Work to complete
Please repeat all of the listing exactly.

====== Data listing ======

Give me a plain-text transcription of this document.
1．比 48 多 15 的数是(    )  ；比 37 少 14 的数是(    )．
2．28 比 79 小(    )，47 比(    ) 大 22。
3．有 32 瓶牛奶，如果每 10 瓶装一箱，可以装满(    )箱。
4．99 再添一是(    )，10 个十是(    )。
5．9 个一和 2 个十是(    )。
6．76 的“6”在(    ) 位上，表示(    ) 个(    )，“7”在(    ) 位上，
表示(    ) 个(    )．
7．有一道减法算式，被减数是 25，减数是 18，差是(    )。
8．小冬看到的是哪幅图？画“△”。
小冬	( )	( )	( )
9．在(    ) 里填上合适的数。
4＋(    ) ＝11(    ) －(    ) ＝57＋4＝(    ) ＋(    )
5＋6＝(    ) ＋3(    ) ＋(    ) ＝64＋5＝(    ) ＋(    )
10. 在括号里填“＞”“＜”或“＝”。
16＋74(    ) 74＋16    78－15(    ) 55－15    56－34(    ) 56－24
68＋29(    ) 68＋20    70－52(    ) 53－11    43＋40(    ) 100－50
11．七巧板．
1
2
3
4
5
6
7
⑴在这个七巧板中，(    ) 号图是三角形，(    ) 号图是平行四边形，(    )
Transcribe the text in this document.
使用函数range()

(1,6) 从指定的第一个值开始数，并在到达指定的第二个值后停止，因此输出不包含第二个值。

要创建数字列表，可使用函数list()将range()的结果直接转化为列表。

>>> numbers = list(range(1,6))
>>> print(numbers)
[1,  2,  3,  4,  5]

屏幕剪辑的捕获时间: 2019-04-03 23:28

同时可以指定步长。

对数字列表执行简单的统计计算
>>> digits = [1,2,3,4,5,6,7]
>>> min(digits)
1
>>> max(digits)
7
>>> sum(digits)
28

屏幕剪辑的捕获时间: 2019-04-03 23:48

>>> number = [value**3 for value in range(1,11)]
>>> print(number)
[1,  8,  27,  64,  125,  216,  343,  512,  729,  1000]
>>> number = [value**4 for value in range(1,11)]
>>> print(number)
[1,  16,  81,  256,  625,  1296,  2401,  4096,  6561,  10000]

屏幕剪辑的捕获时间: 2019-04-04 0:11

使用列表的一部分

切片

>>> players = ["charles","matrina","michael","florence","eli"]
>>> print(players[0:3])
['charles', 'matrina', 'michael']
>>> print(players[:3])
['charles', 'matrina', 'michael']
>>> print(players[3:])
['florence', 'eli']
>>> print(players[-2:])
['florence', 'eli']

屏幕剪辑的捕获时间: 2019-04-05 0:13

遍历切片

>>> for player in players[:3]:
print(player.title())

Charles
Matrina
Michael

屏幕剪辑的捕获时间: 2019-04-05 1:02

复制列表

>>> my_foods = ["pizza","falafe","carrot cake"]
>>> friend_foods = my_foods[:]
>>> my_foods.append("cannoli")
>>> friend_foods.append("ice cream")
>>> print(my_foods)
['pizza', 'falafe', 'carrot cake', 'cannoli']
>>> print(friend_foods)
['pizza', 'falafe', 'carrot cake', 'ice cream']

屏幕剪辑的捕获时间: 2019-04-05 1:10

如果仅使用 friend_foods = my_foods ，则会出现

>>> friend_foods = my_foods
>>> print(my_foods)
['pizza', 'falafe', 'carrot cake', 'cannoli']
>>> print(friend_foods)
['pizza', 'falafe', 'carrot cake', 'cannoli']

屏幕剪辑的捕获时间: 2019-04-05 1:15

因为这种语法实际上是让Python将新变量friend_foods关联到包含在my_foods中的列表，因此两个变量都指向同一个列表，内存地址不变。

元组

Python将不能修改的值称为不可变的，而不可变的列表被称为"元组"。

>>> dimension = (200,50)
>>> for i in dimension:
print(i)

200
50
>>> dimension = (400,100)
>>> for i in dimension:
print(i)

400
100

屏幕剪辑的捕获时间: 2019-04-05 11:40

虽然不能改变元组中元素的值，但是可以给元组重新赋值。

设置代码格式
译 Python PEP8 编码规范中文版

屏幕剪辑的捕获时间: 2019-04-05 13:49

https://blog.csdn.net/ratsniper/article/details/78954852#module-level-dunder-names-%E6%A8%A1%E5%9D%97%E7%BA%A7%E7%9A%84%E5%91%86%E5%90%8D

======

Result for this task
Give me a plain-text transcription of this document.
1．比 48 多 15 的数是(    )  ；比 37 少 14 的数是(    )．
2．28 比 79 小(    )，47 比(    ) 大 22。
3．有 32 瓶牛奶，如果每 10 瓶装一箱，可以装满(    )箱。
4．99 再添一是(    )，10 个十是(    )。
5．9 个一和 2 个十是(    )。
6．76 的“6”在(    ) 位上，表示(    ) 个(    )，“7”在(    ) 位上，
表示(    ) 个(    )．
7．有一道减法算式，被减数是 25，减数是 18，差是(    )。
8．小冬看到的是哪幅图？画“△”。
小冬	( )	( )	( )
9．在(    ) 里填上合适的数。
4＋(    ) ＝11(    ) －(    ) ＝57＋4＝(    ) ＋(    )
5＋6＝(    ) ＋3(    ) ＋(    ) ＝64＋5＝(    ) ＋(    )
10. 在括号里填“＞”“＜”或“＝”。
16＋74(    ) 74＋16    78－15(    ) 55－15    56－34(    ) 56－24
68＋29(    ) 68＋20    70－52(    ) 53－11    43＋40(    ) 100－50
11．七巧板．
1
2
3
4
5
6
7
⑴在这个七巧板中，(    ) 号图是三角形，(    ) 号图是平行四边形，(    )
Transcribe the text in this document.
使用函数range()

(1,6) 从指定的第一个值开始数，并在到达指定的第二个值后停止，因此输出不包含第二个值。

要创建数字列表，可使用函数list()将range()的结果直接转化为列表。

>>> numbers = list(range(1,6))
>>> print(numbers)
[1,  2,  3,  4,  5]

屏幕剪辑的捕获时间: 2019-04-03 23:28

同时可以指定步长。

对数字列表执行简单的统计计算
>>> digits = [1,2,3,4,5,6,7]
>>> min(digits)
1
>>> max(digits)
7
>>> sum(digits)
28

屏幕剪辑的捕获时间: 2019-04-03 23:48

>>> number = [value**3 for value in range(1,11)]
>>> print(number)
[1,  8,  27,  64,  125,  216,  343,  512,  729,  1000]
>>> number = [value**4 for value in range(1,11)]
>>> print(number)
[1,  16,  81,  256,  625,  1296,  2401,  4096,  6561,  10000]

屏幕剪辑的捕获时间: 2019-04-04 0:11

使用列表的一部分

切片

>>> players = ["charles","matrina","michael","florence","eli"]
>>> print(players[0:3])
['charles', 'matrina', 'michael']
>>> print(players[:3])
['charles', 'matrina', 'michael']
>>> print(players[3:])
['florence', 'eli']
>>> print(players[-2:])
['florence', 'eli']

屏幕剪辑的捕获时间: 2019-04-05 0:13

遍历切片

>>> for player in players[:3]:
print(player.title())

Charles
Matrina
Michael

屏幕剪辑的捕获时间: 2019-04-05 1:02

复制列表

>>> my_foods = ["pizza","falafe","carrot cake"]
>>> friend_foods = my_foods[:]
>>> my_foods.append("cannoli")
>>> friend_foods.append("ice cream")
>>> print(my_foods)
['pizza', 'falafe', 'carrot cake', 'cannoli']
>>> print(friend_foods)
['pizza', 'falafe', 'carrot cake', 'ice cream']

屏幕剪辑的捕获时间: 2019-04-05 1:10

如果仅使用 friend_foods = my_foods ，则会出现

>>> friend_foods = my_foods
>>> print(my_foods)
['pizza', 'falafe', 'carrot cake', 'cannoli']
>>> print(friend_foods)
['pizza', 'falafe', 'carrot cake', 'cannoli']

屏幕剪辑的捕获时间: 2019-04-05 1:15

因为这种语法实际上是让Python将新变量friend_foods关联到包含在my_foods中的列表，因此两个变量都指向同一个列表，内存地址不变。

元组

Python将不能修改的值称为不可变的，而不可变的列表被称为"元组"。

>>> dimension = (200,50)
>>> for i in dimension:
print(i)

200
50
>>> dimension = (400,100)
>>> for i in dimension:
print(i)

400
100

屏幕剪辑的捕获时间: 2019-04-05 11:40

虽然不能改变元组中元素的值，但是可以给元组重新赋值。

设置代码格式
译 Python PEP8 编码规范中文版

屏幕剪辑的捕获时间: 2019-04-05 13:49

https://blog.csdn.net/ratsniper/article/details/78954852#module-level-dunder-names-%E6%A8%A1%E5%9D%97%E7%BA%A7%E7%9A%84%E5%91%86%E5%90%8D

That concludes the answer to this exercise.